Task directions
Transcribe the material word for word, but without the images.

Records
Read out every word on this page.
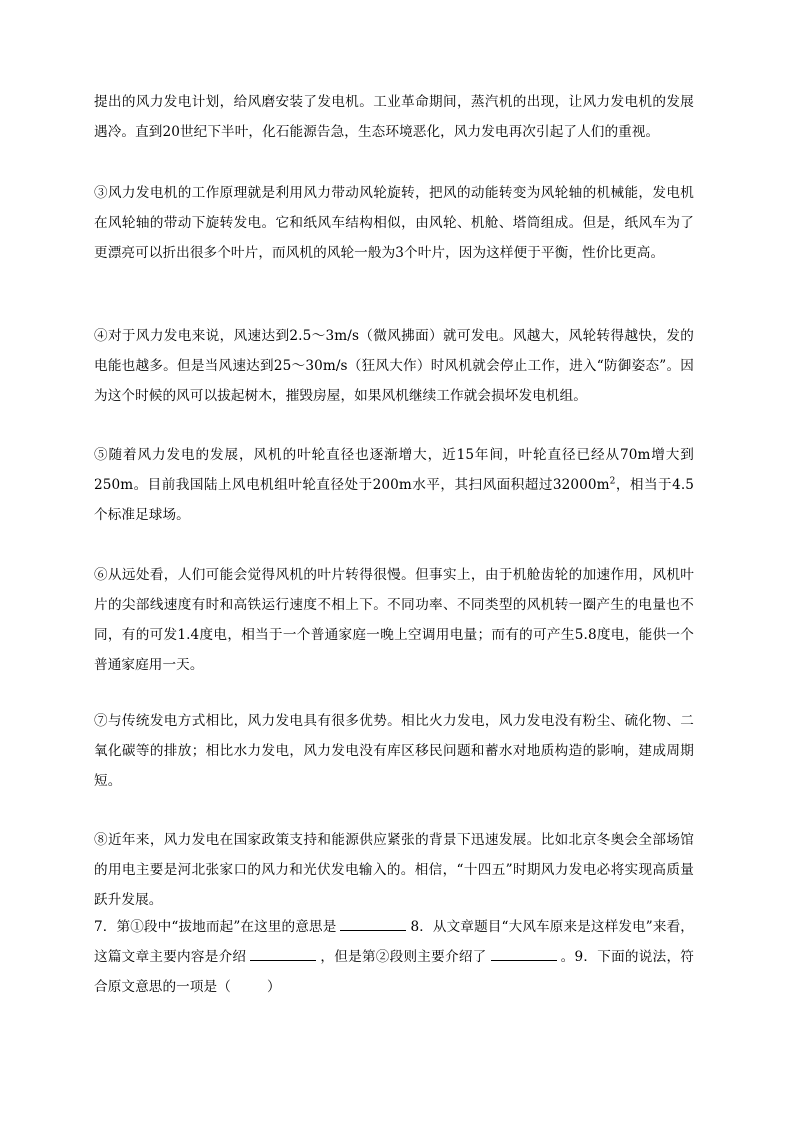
提出的风力发电计划，给风磨安装了发电机。工业革命期间，蒸汽机的出现，让风力发电机的发展遇冷。直到20世纪下半叶，化石能源告急，生态环境恶化，风力发电再次引起了人们的重视。
③风力发电机的工作原理就是利用风力带动风轮旋转，把风的动能转变为风轮轴的机械能，发电机在风轮轴的带动下旋转发电。它和纸风车结构相似，由风轮、机舱、塔筒组成。但是，纸风车为了更漂亮可以折出很多个叶片，而风机的风轮一般为3个叶片，因为这样便于平衡，性价比更高。
④对于风力发电来说，风速达到2.5～3m/s（微风拂面）就可发电。风越大，风轮转得越快，发的电能也越多。但是当风速达到25～30m/s（狂风大作）时风机就会停止工作，进入“防御姿态”。因为这个时候的风可以拔起树木，摧毁房屋，如果风机继续工作就会损坏发电机组。
⑤随着风力发电的发展，风机的叶轮直径也逐渐增大，近15年间，叶轮直径已经从70m增大到250m。目前我国陆上风电机组叶轮直径处于200m水平，其扫风面积超过$32000m^2$，相当于4.5个标准足球场。
⑥从远处看，人们可能会觉得风机的叶片转得很慢。但事实上，由于机舱齿轮的加速作用，风机叶片的尖部线速度有时和高铁运行速度不相上下。不同功率、不同类型的风机转一圈产生的电量也不同，有的可发1.4度电，相当于一个普通家庭一晚上空调用电量；而有的可产生5.8度电，能供一个普通家庭用一天。
⑦与传统发电方式相比，风力发电具有很多优势。相比火力发电，风力发电没有粉尘、硫化物、二氧化碳等的排放；相比水力发电，风力发电没有库区移民问题和蓄水对地质构造的影响，建成周期短。
⑧近年来，风力发电在国家政策支持和能源供应紧张的背景下迅速发展。比如北京冬奥会全部场馆的用电主要是河北张家口的风力和光伏发电输入的。相信，“十四五”时期风力发电必将实现高质量跃升发展。
7．第①段中“拔地而起”在这里的意思是	8．从文章题目“大风车原来是这样发电”来看，这篇文章主要内容是介绍	，但是第②段则主要介绍了	。9．下面的说法，符合原文意思的一项是（	）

Full response
Read out every word on this page.
提出的风力发电计划，给风磨安装了发电机。工业革命期间，蒸汽机的出现，让风力发电机的发展遇冷。直到20世纪下半叶，化石能源告急，生态环境恶化，风力发电再次引起了人们的重视。
③风力发电机的工作原理就是利用风力带动风轮旋转，把风的动能转变为风轮轴的机械能，发电机在风轮轴的带动下旋转发电。它和纸风车结构相似，由风轮、机舱、塔筒组成。但是，纸风车为了更漂亮可以折出很多个叶片，而风机的风轮一般为3个叶片，因为这样便于平衡，性价比更高。
④对于风力发电来说，风速达到2.5～3m/s（微风拂面）就可发电。风越大，风轮转得越快，发的电能也越多。但是当风速达到25～30m/s（狂风大作）时风机就会停止工作，进入“防御姿态”。因为这个时候的风可以拔起树木，摧毁房屋，如果风机继续工作就会损坏发电机组。
⑤随着风力发电的发展，风机的叶轮直径也逐渐增大，近15年间，叶轮直径已经从70m增大到250m。目前我国陆上风电机组叶轮直径处于200m水平，其扫风面积超过$32000m^2$，相当于4.5个标准足球场。
⑥从远处看，人们可能会觉得风机的叶片转得很慢。但事实上，由于机舱齿轮的加速作用，风机叶片的尖部线速度有时和高铁运行速度不相上下。不同功率、不同类型的风机转一圈产生的电量也不同，有的可发1.4度电，相当于一个普通家庭一晚上空调用电量；而有的可产生5.8度电，能供一个普通家庭用一天。
⑦与传统发电方式相比，风力发电具有很多优势。相比火力发电，风力发电没有粉尘、硫化物、二氧化碳等的排放；相比水力发电，风力发电没有库区移民问题和蓄水对地质构造的影响，建成周期短。
⑧近年来，风力发电在国家政策支持和能源供应紧张的背景下迅速发展。比如北京冬奥会全部场馆的用电主要是河北张家口的风力和光伏发电输入的。相信，“十四五”时期风力发电必将实现高质量跃升发展。
7．第①段中“拔地而起”在这里的意思是	8．从文章题目“大风车原来是这样发电”来看，这篇文章主要内容是介绍	，但是第②段则主要介绍了	。9．下面的说法，符合原文意思的一项是（	）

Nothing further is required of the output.